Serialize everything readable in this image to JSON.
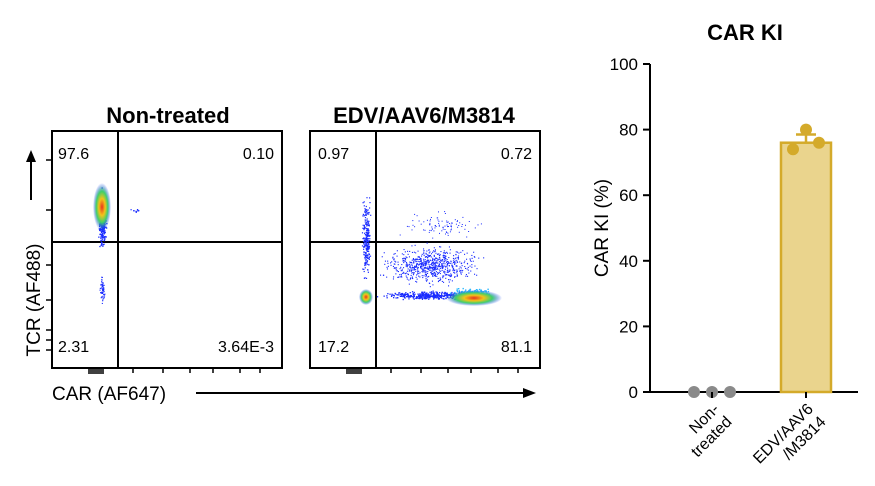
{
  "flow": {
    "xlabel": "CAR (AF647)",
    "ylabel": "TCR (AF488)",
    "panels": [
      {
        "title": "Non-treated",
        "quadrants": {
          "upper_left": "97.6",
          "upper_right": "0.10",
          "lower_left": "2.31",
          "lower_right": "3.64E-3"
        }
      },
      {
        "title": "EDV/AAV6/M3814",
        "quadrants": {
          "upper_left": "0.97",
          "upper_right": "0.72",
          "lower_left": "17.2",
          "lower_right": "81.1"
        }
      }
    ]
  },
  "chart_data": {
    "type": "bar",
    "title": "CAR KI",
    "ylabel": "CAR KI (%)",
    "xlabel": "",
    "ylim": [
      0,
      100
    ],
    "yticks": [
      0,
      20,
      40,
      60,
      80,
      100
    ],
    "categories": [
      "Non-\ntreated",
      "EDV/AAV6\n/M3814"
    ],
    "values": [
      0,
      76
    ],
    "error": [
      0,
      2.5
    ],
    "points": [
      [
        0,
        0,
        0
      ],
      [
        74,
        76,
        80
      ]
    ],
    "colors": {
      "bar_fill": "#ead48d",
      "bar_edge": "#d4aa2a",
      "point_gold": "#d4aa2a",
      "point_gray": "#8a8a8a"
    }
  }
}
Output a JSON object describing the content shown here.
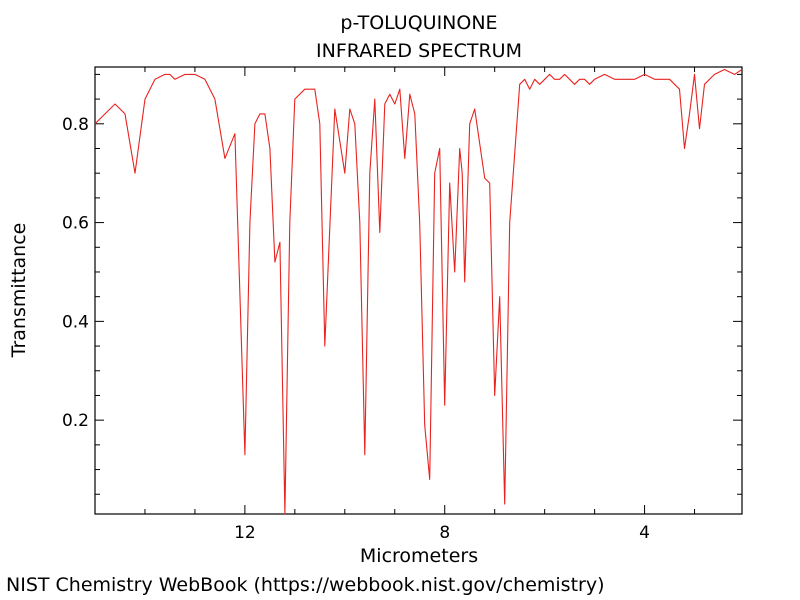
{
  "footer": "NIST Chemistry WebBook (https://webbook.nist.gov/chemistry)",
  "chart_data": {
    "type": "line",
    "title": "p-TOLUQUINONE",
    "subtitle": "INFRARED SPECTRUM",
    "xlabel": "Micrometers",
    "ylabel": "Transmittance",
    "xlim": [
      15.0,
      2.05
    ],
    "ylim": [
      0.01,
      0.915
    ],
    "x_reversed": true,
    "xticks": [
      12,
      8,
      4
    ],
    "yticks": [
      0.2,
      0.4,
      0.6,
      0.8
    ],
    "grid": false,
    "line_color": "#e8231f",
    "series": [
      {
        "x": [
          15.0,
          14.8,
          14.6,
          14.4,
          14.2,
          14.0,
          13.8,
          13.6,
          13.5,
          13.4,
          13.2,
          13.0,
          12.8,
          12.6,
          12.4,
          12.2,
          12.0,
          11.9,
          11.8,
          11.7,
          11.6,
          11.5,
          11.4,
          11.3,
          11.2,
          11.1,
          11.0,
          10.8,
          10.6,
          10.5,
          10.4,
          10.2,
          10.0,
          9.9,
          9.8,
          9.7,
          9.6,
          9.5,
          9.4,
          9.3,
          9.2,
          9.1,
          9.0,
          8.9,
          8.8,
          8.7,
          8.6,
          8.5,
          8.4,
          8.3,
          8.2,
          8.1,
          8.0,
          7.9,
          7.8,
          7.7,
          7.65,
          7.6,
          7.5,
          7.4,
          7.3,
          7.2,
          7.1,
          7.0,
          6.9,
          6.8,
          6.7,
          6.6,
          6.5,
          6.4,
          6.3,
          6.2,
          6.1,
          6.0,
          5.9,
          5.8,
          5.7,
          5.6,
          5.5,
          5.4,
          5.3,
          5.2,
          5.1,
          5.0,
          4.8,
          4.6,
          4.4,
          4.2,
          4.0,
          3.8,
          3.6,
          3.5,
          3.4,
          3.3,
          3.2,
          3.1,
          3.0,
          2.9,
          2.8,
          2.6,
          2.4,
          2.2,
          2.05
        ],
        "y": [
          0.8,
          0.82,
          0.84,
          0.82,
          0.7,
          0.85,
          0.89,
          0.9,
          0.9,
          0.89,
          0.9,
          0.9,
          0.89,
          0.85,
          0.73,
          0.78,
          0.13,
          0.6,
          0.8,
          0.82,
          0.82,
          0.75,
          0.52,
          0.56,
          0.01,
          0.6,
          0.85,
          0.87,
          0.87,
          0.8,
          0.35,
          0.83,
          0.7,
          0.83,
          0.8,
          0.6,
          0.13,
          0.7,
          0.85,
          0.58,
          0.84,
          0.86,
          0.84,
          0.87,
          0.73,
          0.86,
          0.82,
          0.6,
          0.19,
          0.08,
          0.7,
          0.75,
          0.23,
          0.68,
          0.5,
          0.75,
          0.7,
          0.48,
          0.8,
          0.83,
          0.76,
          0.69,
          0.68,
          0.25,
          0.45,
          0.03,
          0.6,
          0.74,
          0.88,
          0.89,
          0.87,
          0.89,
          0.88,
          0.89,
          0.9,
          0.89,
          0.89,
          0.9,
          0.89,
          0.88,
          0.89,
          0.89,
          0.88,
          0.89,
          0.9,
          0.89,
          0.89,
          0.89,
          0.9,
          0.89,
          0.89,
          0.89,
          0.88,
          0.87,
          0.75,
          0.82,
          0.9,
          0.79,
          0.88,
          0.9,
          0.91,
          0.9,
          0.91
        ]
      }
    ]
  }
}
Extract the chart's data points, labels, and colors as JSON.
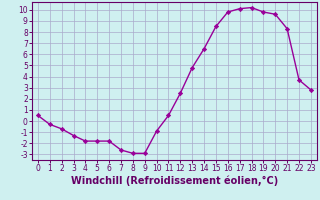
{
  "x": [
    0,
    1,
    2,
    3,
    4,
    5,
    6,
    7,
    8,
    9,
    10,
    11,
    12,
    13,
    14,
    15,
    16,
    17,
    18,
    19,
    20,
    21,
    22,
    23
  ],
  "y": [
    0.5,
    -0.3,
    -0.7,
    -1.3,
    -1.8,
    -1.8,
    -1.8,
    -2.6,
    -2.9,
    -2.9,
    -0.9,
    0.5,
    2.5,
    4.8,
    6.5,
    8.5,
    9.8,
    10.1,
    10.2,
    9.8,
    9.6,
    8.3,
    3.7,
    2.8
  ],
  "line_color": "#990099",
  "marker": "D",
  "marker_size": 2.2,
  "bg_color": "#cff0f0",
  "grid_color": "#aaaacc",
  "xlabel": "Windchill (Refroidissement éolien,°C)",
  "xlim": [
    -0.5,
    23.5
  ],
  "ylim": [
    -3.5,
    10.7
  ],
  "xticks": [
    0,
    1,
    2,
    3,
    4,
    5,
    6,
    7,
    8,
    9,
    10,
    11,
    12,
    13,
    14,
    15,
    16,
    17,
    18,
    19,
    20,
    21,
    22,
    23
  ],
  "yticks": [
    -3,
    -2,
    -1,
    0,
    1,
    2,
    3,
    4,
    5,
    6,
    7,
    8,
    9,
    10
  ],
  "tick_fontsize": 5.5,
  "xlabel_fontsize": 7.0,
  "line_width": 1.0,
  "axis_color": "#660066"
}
::::::::
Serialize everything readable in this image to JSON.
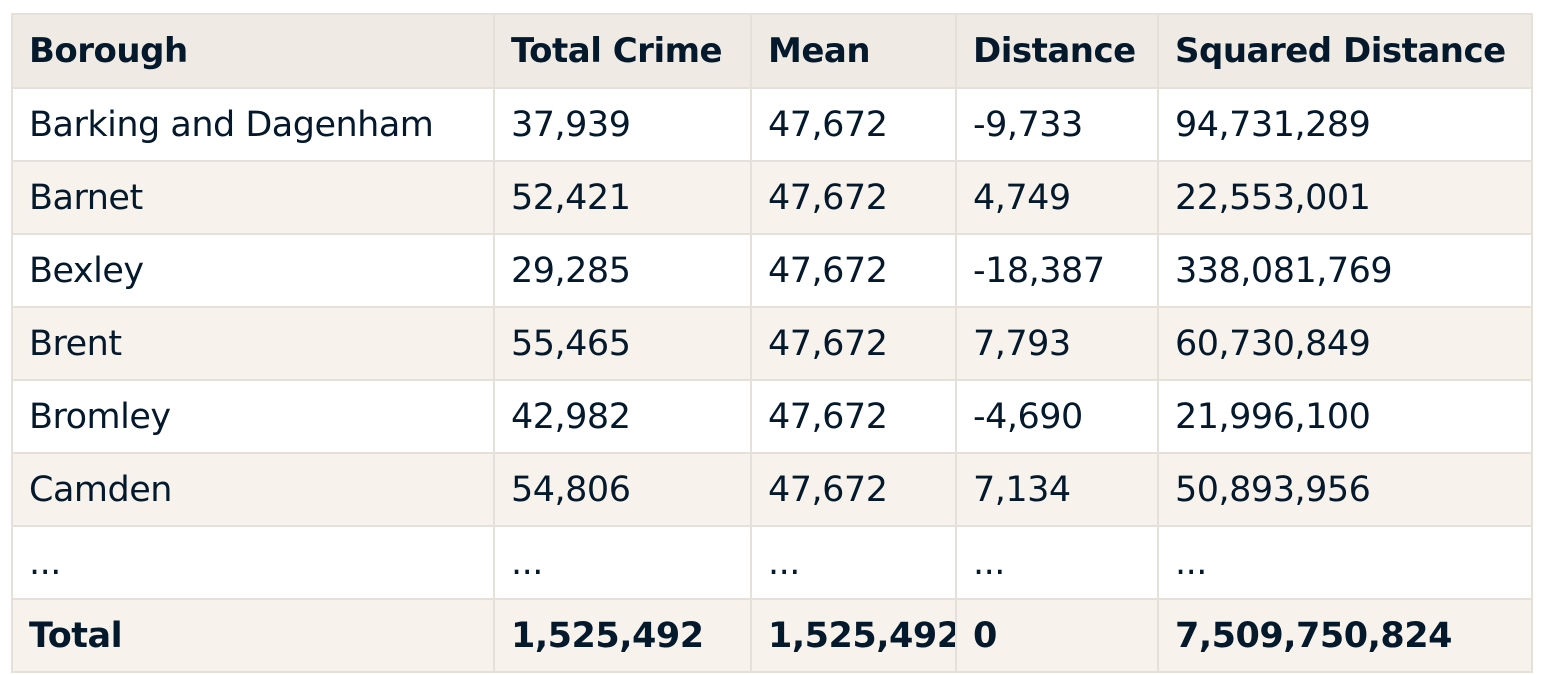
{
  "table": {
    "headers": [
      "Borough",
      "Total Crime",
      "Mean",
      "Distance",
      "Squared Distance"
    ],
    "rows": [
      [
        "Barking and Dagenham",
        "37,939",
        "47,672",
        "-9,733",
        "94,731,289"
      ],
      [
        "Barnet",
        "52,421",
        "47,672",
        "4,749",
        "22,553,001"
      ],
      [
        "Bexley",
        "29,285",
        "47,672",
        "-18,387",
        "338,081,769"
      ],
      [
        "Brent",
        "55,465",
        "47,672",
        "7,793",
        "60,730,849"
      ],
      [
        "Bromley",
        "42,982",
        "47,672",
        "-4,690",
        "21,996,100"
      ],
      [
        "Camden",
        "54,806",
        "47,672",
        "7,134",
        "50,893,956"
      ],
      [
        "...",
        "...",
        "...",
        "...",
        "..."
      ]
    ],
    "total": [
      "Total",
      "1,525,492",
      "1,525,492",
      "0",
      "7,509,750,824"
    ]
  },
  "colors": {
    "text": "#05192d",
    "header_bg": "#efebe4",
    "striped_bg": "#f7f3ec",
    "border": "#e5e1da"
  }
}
::::::::
_TASK PROMPT_:
Find every line in the entries that includes the word "ylabel", then state how many there are and nothing else.

_THE ANSWER_:
3